*What you need to do*: In the listing below, swap "point" for "marker" wherever it occurs and leave everything else unchanged.

*Data for this exercise*:
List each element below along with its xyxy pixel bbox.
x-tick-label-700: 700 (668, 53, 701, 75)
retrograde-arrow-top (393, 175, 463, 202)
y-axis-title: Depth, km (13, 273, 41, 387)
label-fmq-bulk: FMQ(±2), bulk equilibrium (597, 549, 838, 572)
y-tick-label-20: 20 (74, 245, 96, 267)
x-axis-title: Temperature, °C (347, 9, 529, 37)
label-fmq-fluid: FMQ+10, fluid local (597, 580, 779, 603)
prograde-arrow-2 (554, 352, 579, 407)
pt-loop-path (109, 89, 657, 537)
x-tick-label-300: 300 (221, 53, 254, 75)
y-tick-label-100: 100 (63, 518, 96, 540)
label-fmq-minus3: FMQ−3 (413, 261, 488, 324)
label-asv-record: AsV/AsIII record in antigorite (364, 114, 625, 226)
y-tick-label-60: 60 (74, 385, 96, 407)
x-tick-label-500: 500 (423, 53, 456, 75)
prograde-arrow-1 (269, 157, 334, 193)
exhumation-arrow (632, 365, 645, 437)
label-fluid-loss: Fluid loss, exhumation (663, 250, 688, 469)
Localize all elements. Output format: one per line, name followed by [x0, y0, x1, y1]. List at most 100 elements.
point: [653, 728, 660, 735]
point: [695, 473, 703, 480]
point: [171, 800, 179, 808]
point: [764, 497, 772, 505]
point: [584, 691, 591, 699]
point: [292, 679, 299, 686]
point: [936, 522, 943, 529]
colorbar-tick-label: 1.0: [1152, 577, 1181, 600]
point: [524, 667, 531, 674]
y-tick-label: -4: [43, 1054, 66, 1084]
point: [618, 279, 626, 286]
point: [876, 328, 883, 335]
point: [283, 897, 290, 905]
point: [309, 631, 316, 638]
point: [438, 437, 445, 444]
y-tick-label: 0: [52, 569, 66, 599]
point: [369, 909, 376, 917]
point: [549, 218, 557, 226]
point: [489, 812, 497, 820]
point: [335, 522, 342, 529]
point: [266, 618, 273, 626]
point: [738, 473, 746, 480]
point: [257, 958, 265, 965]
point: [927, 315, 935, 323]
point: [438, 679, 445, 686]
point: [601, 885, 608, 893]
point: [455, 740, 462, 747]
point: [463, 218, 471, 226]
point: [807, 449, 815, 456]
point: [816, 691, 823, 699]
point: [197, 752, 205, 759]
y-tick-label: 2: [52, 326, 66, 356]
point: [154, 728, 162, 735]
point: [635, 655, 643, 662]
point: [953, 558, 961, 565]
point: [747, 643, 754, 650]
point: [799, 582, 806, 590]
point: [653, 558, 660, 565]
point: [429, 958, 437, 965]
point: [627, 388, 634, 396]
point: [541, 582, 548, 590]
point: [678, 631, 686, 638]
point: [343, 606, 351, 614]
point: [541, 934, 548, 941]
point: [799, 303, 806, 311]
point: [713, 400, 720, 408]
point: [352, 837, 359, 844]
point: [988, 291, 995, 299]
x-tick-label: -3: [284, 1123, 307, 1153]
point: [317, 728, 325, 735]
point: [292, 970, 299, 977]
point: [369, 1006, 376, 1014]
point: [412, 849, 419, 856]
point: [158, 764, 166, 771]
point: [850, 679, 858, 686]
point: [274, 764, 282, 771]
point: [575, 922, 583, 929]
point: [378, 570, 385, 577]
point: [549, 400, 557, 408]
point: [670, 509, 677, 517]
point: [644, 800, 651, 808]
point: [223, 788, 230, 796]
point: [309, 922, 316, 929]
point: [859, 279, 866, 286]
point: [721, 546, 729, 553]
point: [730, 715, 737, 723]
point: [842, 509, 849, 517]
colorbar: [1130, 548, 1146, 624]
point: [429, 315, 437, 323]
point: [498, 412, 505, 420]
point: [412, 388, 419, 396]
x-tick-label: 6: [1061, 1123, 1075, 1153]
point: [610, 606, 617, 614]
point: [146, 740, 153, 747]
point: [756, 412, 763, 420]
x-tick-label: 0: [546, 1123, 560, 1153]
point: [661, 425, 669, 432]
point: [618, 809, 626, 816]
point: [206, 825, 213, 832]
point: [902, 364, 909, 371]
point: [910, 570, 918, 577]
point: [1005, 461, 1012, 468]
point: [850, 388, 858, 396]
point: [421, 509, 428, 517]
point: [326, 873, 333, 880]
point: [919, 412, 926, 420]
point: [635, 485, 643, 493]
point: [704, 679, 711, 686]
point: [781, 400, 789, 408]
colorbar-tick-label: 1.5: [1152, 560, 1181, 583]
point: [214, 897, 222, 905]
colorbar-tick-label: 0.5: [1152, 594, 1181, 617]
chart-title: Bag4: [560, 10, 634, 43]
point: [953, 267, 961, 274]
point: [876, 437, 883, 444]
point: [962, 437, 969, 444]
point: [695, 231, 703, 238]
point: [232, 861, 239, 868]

*Solution to this problem*:
List each element below along with its xyxy pixel bbox.
x-tick-label-700: 700 (668, 53, 701, 75)
retrograde-arrow-top (393, 175, 463, 202)
y-axis-title: Depth, km (13, 273, 41, 387)
label-fmq-bulk: FMQ(±2), bulk equilibrium (597, 549, 838, 572)
y-tick-label-20: 20 (74, 245, 96, 267)
x-axis-title: Temperature, °C (347, 9, 529, 37)
label-fmq-fluid: FMQ+10, fluid local (597, 580, 779, 603)
prograde-arrow-2 (554, 352, 579, 407)
pt-loop-path (109, 89, 657, 537)
x-tick-label-300: 300 (221, 53, 254, 75)
y-tick-label-100: 100 (63, 518, 96, 540)
label-fmq-minus3: FMQ−3 (413, 261, 488, 324)
label-asv-record: AsV/AsIII record in antigorite (364, 114, 625, 226)
y-tick-label-60: 60 (74, 385, 96, 407)
x-tick-label-500: 500 (423, 53, 456, 75)
prograde-arrow-1 (269, 157, 334, 193)
exhumation-arrow (632, 365, 645, 437)
label-fluid-loss: Fluid loss, exhumation (663, 250, 688, 469)
Localize all elements. Output format: one per line, name followed by [x0, y0, x1, y1]. List at most 100 elements.
marker: [653, 728, 660, 735]
marker: [695, 473, 703, 480]
marker: [171, 800, 179, 808]
marker: [764, 497, 772, 505]
marker: [584, 691, 591, 699]
marker: [292, 679, 299, 686]
marker: [936, 522, 943, 529]
colorbar-tick-label: 1.0: [1152, 577, 1181, 600]
marker: [524, 667, 531, 674]
y-tick-label: -4: [43, 1054, 66, 1084]
marker: [618, 279, 626, 286]
marker: [876, 328, 883, 335]
marker: [283, 897, 290, 905]
marker: [309, 631, 316, 638]
marker: [438, 437, 445, 444]
y-tick-label: 0: [52, 569, 66, 599]
marker: [369, 909, 376, 917]
marker: [549, 218, 557, 226]
marker: [489, 812, 497, 820]
marker: [335, 522, 342, 529]
marker: [266, 618, 273, 626]
marker: [738, 473, 746, 480]
marker: [257, 958, 265, 965]
marker: [927, 315, 935, 323]
marker: [438, 679, 445, 686]
marker: [601, 885, 608, 893]
marker: [455, 740, 462, 747]
marker: [463, 218, 471, 226]
marker: [807, 449, 815, 456]
marker: [816, 691, 823, 699]
marker: [197, 752, 205, 759]
y-tick-label: 2: [52, 326, 66, 356]
marker: [154, 728, 162, 735]
marker: [635, 655, 643, 662]
marker: [953, 558, 961, 565]
marker: [747, 643, 754, 650]
marker: [799, 582, 806, 590]
marker: [653, 558, 660, 565]
marker: [429, 958, 437, 965]
marker: [627, 388, 634, 396]
marker: [541, 582, 548, 590]
marker: [678, 631, 686, 638]
marker: [343, 606, 351, 614]
marker: [541, 934, 548, 941]
marker: [799, 303, 806, 311]
marker: [713, 400, 720, 408]
marker: [352, 837, 359, 844]
marker: [988, 291, 995, 299]
x-tick-label: -3: [284, 1123, 307, 1153]
marker: [317, 728, 325, 735]
marker: [292, 970, 299, 977]
marker: [369, 1006, 376, 1014]
marker: [412, 849, 419, 856]
marker: [158, 764, 166, 771]
marker: [850, 679, 858, 686]
marker: [274, 764, 282, 771]
marker: [575, 922, 583, 929]
marker: [378, 570, 385, 577]
marker: [549, 400, 557, 408]
marker: [670, 509, 677, 517]
marker: [644, 800, 651, 808]
marker: [223, 788, 230, 796]
marker: [309, 922, 316, 929]
marker: [859, 279, 866, 286]
marker: [721, 546, 729, 553]
marker: [730, 715, 737, 723]
marker: [842, 509, 849, 517]
colorbar: [1130, 548, 1146, 624]
marker: [429, 315, 437, 323]
marker: [498, 412, 505, 420]
marker: [412, 388, 419, 396]
x-tick-label: 6: [1061, 1123, 1075, 1153]
marker: [610, 606, 617, 614]
marker: [146, 740, 153, 747]
marker: [756, 412, 763, 420]
x-tick-label: 0: [546, 1123, 560, 1153]
marker: [661, 425, 669, 432]
marker: [618, 809, 626, 816]
marker: [206, 825, 213, 832]
marker: [902, 364, 909, 371]
marker: [910, 570, 918, 577]
marker: [1005, 461, 1012, 468]
marker: [850, 388, 858, 396]
marker: [421, 509, 428, 517]
marker: [326, 873, 333, 880]
marker: [919, 412, 926, 420]
marker: [635, 485, 643, 493]
marker: [704, 679, 711, 686]
marker: [781, 400, 789, 408]
colorbar-tick-label: 1.5: [1152, 560, 1181, 583]
marker: [214, 897, 222, 905]
colorbar-tick-label: 0.5: [1152, 594, 1181, 617]
chart-title: Bag4: [560, 10, 634, 43]
marker: [953, 267, 961, 274]
marker: [876, 437, 883, 444]
marker: [962, 437, 969, 444]
marker: [695, 231, 703, 238]
marker: [232, 861, 239, 868]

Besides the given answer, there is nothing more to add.